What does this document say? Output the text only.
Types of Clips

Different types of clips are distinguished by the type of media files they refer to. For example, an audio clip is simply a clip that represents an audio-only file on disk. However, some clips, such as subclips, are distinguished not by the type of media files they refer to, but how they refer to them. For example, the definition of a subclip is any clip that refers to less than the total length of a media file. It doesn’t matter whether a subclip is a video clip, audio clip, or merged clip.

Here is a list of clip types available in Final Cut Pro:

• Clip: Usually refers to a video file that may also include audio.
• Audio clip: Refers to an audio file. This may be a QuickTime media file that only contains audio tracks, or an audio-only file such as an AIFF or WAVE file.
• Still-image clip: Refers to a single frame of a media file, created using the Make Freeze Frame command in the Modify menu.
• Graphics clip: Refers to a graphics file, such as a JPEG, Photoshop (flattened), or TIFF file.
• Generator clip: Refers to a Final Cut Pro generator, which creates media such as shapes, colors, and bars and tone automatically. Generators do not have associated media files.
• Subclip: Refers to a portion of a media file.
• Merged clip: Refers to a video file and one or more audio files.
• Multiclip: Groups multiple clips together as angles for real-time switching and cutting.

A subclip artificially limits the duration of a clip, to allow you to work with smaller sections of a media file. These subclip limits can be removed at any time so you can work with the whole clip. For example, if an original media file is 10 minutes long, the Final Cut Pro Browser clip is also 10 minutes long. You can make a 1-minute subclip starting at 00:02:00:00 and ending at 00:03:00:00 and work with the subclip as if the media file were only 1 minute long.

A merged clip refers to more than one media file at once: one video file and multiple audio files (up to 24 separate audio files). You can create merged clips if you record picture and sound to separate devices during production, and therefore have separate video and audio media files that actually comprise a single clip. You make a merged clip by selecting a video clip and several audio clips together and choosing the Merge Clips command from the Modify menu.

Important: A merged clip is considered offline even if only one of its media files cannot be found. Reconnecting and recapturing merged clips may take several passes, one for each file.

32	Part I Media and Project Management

...

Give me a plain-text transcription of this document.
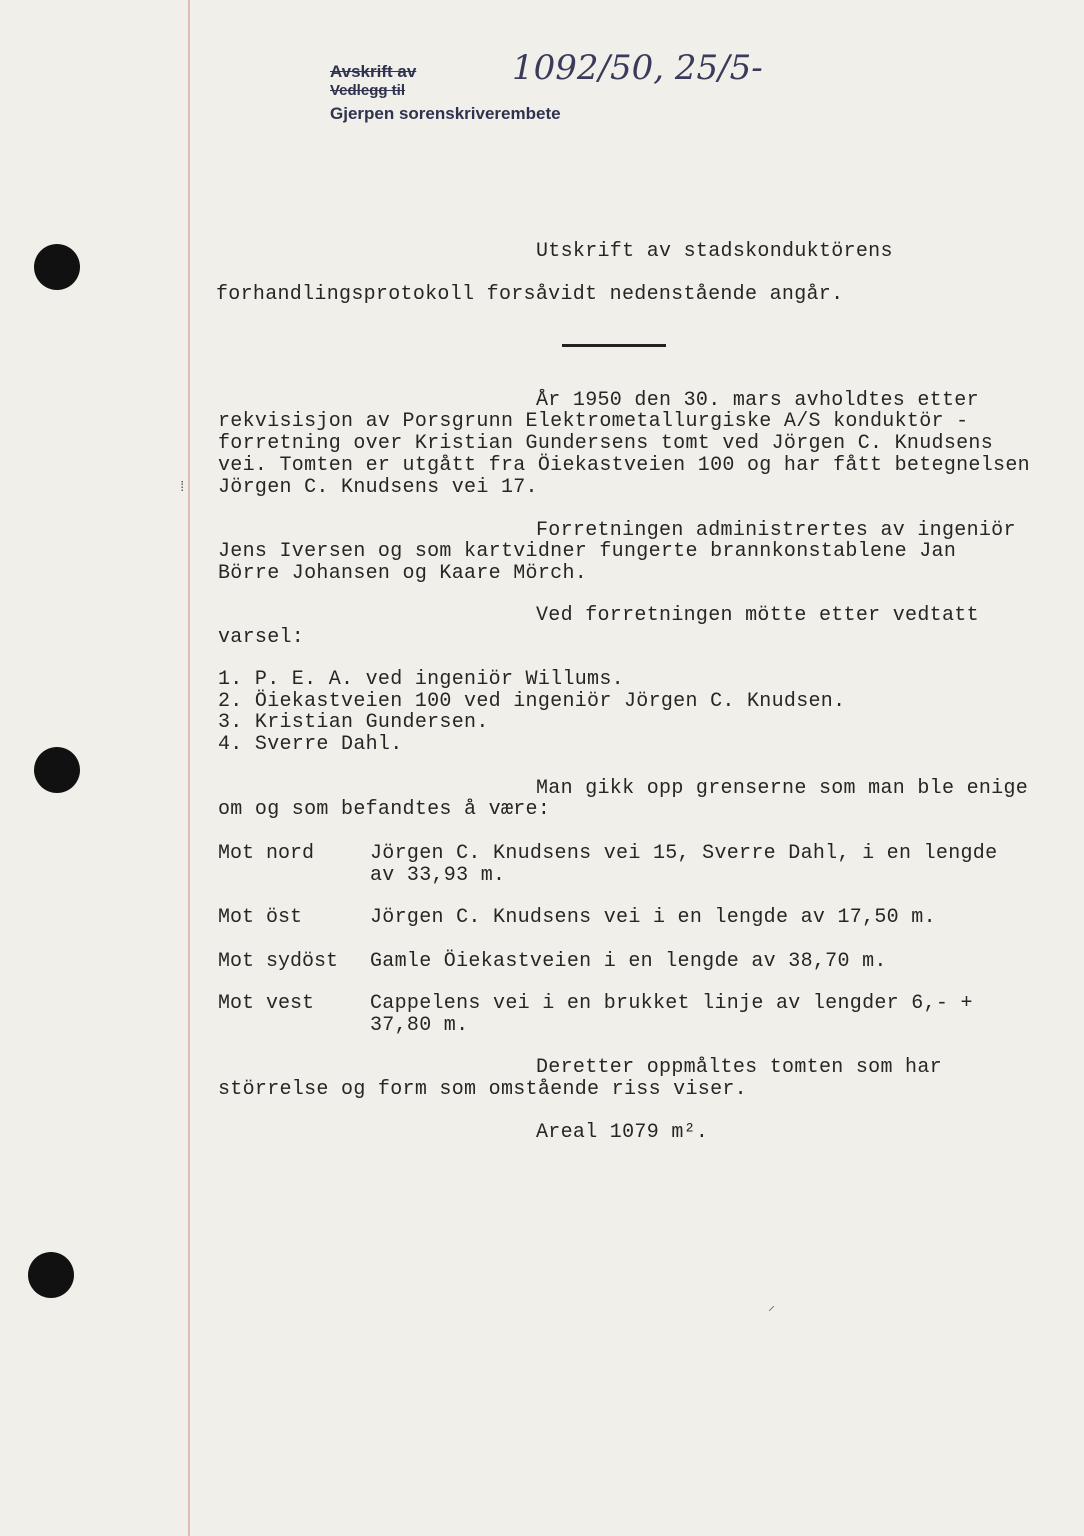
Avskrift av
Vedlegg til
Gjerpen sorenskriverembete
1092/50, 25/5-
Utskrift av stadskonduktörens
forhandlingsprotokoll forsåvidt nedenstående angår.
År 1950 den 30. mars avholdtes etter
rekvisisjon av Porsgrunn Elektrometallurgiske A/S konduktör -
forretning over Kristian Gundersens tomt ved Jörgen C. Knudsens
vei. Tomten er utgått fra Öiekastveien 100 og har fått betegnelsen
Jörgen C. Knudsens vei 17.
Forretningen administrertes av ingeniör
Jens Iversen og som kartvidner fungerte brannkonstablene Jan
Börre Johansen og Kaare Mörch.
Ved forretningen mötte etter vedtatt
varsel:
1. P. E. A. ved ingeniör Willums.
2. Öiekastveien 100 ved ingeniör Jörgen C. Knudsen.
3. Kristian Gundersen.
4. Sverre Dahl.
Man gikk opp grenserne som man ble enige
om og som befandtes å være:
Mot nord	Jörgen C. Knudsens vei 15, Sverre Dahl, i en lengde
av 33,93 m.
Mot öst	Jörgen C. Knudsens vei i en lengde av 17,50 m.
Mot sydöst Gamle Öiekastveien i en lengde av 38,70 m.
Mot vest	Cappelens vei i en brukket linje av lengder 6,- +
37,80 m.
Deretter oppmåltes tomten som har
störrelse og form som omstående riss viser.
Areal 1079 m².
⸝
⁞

...

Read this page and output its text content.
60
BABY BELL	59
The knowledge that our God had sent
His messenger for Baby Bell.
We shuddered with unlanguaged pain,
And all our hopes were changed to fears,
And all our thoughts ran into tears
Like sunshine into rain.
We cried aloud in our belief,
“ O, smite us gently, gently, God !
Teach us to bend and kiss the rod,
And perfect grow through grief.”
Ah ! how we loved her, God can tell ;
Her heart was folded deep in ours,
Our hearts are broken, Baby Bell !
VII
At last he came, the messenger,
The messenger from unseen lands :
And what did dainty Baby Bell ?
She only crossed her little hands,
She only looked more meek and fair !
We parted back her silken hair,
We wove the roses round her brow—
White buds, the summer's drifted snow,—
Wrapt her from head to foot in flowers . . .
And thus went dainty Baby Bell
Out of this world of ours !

◆ **PROBLEM DETAILS**: Tally the lines above containing "dainty". Answer with the count only.

◆ **PROBLEM SOLUTION**: 2